**PROBLEM STATEMENT**
Every line of the material that follows must be printed again exactly.

-- Start of SUPPLIED ENTRIES --

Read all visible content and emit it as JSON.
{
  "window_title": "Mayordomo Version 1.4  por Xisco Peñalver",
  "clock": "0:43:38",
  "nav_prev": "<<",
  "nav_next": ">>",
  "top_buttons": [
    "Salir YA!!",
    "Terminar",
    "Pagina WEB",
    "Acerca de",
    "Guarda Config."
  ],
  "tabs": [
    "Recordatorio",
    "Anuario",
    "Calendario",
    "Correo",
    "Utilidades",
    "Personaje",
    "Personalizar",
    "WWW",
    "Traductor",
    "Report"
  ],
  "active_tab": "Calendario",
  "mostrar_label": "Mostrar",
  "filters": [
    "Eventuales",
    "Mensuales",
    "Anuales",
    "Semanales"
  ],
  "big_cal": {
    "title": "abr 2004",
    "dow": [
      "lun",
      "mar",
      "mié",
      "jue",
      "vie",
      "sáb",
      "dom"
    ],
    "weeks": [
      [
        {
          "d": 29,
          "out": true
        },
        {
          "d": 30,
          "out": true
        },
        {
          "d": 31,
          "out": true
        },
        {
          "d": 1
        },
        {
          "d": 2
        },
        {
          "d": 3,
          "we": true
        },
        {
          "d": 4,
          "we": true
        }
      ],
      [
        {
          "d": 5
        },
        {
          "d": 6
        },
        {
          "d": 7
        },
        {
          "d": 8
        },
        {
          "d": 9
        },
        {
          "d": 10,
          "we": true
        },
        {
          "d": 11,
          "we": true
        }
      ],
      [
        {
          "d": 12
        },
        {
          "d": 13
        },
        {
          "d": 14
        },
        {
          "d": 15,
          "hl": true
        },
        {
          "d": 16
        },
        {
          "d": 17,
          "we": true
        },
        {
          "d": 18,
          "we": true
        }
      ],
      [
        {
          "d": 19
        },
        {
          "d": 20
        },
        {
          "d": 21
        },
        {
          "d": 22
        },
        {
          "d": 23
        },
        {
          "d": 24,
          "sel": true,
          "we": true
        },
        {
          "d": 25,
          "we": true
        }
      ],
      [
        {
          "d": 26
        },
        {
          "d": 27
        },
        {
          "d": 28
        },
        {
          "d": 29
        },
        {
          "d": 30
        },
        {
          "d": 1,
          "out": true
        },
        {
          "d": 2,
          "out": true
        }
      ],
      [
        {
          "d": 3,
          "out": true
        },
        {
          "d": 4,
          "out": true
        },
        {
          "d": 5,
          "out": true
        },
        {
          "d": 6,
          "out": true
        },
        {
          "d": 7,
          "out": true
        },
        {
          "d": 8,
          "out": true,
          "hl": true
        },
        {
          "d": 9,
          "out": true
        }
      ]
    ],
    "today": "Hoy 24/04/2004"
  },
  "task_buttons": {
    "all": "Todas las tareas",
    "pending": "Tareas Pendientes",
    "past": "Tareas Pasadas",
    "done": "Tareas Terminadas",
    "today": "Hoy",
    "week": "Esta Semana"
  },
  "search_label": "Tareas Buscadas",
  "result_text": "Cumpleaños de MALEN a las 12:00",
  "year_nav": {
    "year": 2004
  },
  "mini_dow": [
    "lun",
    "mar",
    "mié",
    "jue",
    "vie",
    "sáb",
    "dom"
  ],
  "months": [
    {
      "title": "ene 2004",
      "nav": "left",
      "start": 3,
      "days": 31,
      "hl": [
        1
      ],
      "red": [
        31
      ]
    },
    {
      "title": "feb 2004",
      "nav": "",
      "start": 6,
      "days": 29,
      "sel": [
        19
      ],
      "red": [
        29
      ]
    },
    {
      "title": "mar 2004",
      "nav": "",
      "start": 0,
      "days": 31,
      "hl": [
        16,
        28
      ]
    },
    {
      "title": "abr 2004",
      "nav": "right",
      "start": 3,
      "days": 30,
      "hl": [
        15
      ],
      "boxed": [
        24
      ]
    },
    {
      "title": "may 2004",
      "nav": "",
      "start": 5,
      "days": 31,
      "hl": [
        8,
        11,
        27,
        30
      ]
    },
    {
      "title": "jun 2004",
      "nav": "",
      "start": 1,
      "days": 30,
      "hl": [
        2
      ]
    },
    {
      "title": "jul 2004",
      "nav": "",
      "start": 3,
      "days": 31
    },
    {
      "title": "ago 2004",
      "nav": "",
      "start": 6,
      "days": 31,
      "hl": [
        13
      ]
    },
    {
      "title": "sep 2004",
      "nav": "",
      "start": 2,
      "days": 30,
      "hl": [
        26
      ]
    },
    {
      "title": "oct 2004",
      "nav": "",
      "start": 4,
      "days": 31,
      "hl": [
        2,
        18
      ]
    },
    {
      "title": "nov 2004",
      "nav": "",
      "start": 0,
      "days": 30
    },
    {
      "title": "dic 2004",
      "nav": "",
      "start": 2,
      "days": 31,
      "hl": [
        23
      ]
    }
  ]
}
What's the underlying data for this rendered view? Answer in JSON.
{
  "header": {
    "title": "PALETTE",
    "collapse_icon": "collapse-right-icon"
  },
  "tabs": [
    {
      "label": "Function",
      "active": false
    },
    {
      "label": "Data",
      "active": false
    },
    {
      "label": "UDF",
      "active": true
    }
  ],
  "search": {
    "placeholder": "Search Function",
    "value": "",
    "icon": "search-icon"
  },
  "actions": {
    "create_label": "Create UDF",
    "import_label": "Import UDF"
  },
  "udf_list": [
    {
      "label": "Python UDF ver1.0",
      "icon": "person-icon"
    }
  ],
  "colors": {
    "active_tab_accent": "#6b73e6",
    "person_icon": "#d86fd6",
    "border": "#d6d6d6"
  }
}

-- End of SUPPLIED ENTRIES --

**TASK RESULT**
Read all visible content and emit it as JSON.
{
  "window_title": "Mayordomo Version 1.4  por Xisco Peñalver",
  "clock": "0:43:38",
  "nav_prev": "<<",
  "nav_next": ">>",
  "top_buttons": [
    "Salir YA!!",
    "Terminar",
    "Pagina WEB",
    "Acerca de",
    "Guarda Config."
  ],
  "tabs": [
    "Recordatorio",
    "Anuario",
    "Calendario",
    "Correo",
    "Utilidades",
    "Personaje",
    "Personalizar",
    "WWW",
    "Traductor",
    "Report"
  ],
  "active_tab": "Calendario",
  "mostrar_label": "Mostrar",
  "filters": [
    "Eventuales",
    "Mensuales",
    "Anuales",
    "Semanales"
  ],
  "big_cal": {
    "title": "abr 2004",
    "dow": [
      "lun",
      "mar",
      "mié",
      "jue",
      "vie",
      "sáb",
      "dom"
    ],
    "weeks": [
      [
        {
          "d": 29,
          "out": true
        },
        {
          "d": 30,
          "out": true
        },
        {
          "d": 31,
          "out": true
        },
        {
          "d": 1
        },
        {
          "d": 2
        },
        {
          "d": 3,
          "we": true
        },
        {
          "d": 4,
          "we": true
        }
      ],
      [
        {
          "d": 5
        },
        {
          "d": 6
        },
        {
          "d": 7
        },
        {
          "d": 8
        },
        {
          "d": 9
        },
        {
          "d": 10,
          "we": true
        },
        {
          "d": 11,
          "we": true
        }
      ],
      [
        {
          "d": 12
        },
        {
          "d": 13
        },
        {
          "d": 14
        },
        {
          "d": 15,
          "hl": true
        },
        {
          "d": 16
        },
        {
          "d": 17,
          "we": true
        },
        {
          "d": 18,
          "we": true
        }
      ],
      [
        {
          "d": 19
        },
        {
          "d": 20
        },
        {
          "d": 21
        },
        {
          "d": 22
        },
        {
          "d": 23
        },
        {
          "d": 24,
          "sel": true,
          "we": true
        },
        {
          "d": 25,
          "we": true
        }
      ],
      [
        {
          "d": 26
        },
        {
          "d": 27
        },
        {
          "d": 28
        },
        {
          "d": 29
        },
        {
          "d": 30
        },
        {
          "d": 1,
          "out": true
        },
        {
          "d": 2,
          "out": true
        }
      ],
      [
        {
          "d": 3,
          "out": true
        },
        {
          "d": 4,
          "out": true
        },
        {
          "d": 5,
          "out": true
        },
        {
          "d": 6,
          "out": true
        },
        {
          "d": 7,
          "out": true
        },
        {
          "d": 8,
          "out": true,
          "hl": true
        },
        {
          "d": 9,
          "out": true
        }
      ]
    ],
    "today": "Hoy 24/04/2004"
  },
  "task_buttons": {
    "all": "Todas las tareas",
    "pending": "Tareas Pendientes",
    "past": "Tareas Pasadas",
    "done": "Tareas Terminadas",
    "today": "Hoy",
    "week": "Esta Semana"
  },
  "search_label": "Tareas Buscadas",
  "result_text": "Cumpleaños de MALEN a las 12:00",
  "year_nav": {
    "year": 2004
  },
  "mini_dow": [
    "lun",
    "mar",
    "mié",
    "jue",
    "vie",
    "sáb",
    "dom"
  ],
  "months": [
    {
      "title": "ene 2004",
      "nav": "left",
      "start": 3,
      "days": 31,
      "hl": [
        1
      ],
      "red": [
        31
      ]
    },
    {
      "title": "feb 2004",
      "nav": "",
      "start": 6,
      "days": 29,
      "sel": [
        19
      ],
      "red": [
        29
      ]
    },
    {
      "title": "mar 2004",
      "nav": "",
      "start": 0,
      "days": 31,
      "hl": [
        16,
        28
      ]
    },
    {
      "title": "abr 2004",
      "nav": "right",
      "start": 3,
      "days": 30,
      "hl": [
        15
      ],
      "boxed": [
        24
      ]
    },
    {
      "title": "may 2004",
      "nav": "",
      "start": 5,
      "days": 31,
      "hl": [
        8,
        11,
        27,
        30
      ]
    },
    {
      "title": "jun 2004",
      "nav": "",
      "start": 1,
      "days": 30,
      "hl": [
        2
      ]
    },
    {
      "title": "jul 2004",
      "nav": "",
      "start": 3,
      "days": 31
    },
    {
      "title": "ago 2004",
      "nav": "",
      "start": 6,
      "days": 31,
      "hl": [
        13
      ]
    },
    {
      "title": "sep 2004",
      "nav": "",
      "start": 2,
      "days": 30,
      "hl": [
        26
      ]
    },
    {
      "title": "oct 2004",
      "nav": "",
      "start": 4,
      "days": 31,
      "hl": [
        2,
        18
      ]
    },
    {
      "title": "nov 2004",
      "nav": "",
      "start": 0,
      "days": 30
    },
    {
      "title": "dic 2004",
      "nav": "",
      "start": 2,
      "days": 31,
      "hl": [
        23
      ]
    }
  ]
}
What's the underlying data for this rendered view? Answer in JSON.
{
  "header": {
    "title": "PALETTE",
    "collapse_icon": "collapse-right-icon"
  },
  "tabs": [
    {
      "label": "Function",
      "active": false
    },
    {
      "label": "Data",
      "active": false
    },
    {
      "label": "UDF",
      "active": true
    }
  ],
  "search": {
    "placeholder": "Search Function",
    "value": "",
    "icon": "search-icon"
  },
  "actions": {
    "create_label": "Create UDF",
    "import_label": "Import UDF"
  },
  "udf_list": [
    {
      "label": "Python UDF ver1.0",
      "icon": "person-icon"
    }
  ],
  "colors": {
    "active_tab_accent": "#6b73e6",
    "person_icon": "#d86fd6",
    "border": "#d6d6d6"
  }
}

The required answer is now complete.